Set problem — Filter out everything except lines holding "买一送一".

The data —
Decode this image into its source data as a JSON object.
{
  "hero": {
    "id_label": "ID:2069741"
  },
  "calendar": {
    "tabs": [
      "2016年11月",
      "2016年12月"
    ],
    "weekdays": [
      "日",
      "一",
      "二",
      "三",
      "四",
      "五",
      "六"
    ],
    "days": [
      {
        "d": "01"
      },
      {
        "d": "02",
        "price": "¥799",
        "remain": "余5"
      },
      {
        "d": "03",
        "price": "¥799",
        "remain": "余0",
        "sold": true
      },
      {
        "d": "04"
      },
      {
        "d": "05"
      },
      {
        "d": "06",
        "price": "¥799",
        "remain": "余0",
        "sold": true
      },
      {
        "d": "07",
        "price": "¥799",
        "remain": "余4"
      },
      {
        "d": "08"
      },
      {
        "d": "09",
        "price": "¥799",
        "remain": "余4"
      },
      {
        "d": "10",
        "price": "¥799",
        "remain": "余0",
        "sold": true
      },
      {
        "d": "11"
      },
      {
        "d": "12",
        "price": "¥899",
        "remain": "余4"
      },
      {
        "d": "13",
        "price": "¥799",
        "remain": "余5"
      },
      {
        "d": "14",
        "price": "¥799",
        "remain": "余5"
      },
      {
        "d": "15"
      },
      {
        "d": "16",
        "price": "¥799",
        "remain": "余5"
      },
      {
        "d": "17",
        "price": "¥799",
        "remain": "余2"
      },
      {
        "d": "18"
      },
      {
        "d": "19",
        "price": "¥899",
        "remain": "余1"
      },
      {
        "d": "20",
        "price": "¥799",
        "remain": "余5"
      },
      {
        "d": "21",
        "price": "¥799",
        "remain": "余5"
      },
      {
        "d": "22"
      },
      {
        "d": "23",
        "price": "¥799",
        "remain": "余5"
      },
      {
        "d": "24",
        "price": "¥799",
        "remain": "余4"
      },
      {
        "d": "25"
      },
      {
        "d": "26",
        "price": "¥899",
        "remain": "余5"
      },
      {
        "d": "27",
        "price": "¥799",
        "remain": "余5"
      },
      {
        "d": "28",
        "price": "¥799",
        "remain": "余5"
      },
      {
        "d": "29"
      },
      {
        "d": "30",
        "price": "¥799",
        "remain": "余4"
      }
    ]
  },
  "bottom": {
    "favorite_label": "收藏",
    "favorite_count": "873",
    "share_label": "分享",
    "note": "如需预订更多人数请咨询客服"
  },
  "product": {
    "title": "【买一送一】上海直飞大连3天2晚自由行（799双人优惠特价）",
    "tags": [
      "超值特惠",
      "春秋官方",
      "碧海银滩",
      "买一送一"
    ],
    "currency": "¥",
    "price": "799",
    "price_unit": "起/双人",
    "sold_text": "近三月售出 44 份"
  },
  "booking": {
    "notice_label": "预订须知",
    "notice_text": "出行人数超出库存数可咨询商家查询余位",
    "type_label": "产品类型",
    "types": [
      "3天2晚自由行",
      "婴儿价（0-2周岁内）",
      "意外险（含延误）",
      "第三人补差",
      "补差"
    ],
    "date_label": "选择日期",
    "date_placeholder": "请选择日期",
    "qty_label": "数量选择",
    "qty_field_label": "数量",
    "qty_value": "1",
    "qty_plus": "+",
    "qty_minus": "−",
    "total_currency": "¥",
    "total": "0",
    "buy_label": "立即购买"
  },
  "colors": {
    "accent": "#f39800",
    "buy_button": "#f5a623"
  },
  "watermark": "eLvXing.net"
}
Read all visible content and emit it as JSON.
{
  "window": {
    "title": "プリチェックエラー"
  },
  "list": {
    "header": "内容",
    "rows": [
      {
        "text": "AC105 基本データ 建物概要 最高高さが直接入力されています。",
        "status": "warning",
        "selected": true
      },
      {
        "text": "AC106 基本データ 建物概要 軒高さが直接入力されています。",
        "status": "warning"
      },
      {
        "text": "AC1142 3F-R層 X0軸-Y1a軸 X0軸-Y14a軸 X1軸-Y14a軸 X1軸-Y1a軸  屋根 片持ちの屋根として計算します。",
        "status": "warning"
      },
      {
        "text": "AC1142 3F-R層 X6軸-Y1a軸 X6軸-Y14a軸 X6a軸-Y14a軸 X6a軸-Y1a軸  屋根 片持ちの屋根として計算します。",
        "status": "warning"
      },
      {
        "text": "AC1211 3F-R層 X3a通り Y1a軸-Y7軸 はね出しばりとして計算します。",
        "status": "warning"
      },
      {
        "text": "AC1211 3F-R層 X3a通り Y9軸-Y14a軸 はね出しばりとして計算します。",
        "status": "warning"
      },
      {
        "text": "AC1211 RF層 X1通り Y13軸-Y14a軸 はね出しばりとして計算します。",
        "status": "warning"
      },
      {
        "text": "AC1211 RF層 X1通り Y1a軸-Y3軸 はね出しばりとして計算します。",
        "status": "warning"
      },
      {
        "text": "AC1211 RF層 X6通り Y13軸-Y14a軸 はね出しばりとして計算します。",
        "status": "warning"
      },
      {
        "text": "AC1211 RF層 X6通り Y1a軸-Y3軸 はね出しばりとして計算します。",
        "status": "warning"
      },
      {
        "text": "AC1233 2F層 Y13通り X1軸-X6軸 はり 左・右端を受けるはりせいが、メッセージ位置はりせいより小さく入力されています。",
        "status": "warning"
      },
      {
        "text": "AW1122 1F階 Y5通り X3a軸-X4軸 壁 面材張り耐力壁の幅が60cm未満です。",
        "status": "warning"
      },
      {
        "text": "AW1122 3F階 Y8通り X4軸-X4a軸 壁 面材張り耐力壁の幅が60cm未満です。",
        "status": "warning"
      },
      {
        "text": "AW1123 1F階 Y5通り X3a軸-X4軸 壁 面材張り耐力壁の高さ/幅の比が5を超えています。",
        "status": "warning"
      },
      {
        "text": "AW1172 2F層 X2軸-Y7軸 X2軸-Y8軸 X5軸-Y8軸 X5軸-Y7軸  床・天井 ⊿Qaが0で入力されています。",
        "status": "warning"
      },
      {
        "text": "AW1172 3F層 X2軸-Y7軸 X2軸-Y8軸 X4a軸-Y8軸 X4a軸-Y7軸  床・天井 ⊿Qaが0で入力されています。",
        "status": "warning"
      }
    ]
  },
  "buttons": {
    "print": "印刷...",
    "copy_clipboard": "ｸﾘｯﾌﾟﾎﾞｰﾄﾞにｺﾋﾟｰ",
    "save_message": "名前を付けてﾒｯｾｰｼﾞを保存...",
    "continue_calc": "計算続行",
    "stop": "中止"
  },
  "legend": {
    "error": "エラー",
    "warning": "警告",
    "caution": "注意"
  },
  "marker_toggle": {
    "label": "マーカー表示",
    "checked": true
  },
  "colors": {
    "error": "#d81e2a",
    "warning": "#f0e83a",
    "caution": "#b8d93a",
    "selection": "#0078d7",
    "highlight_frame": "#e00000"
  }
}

Solution to this exercise —
    "title": "【买一送一】上海直飞大连3天2晚自由行（799双人优惠特价）",
      "买一送一"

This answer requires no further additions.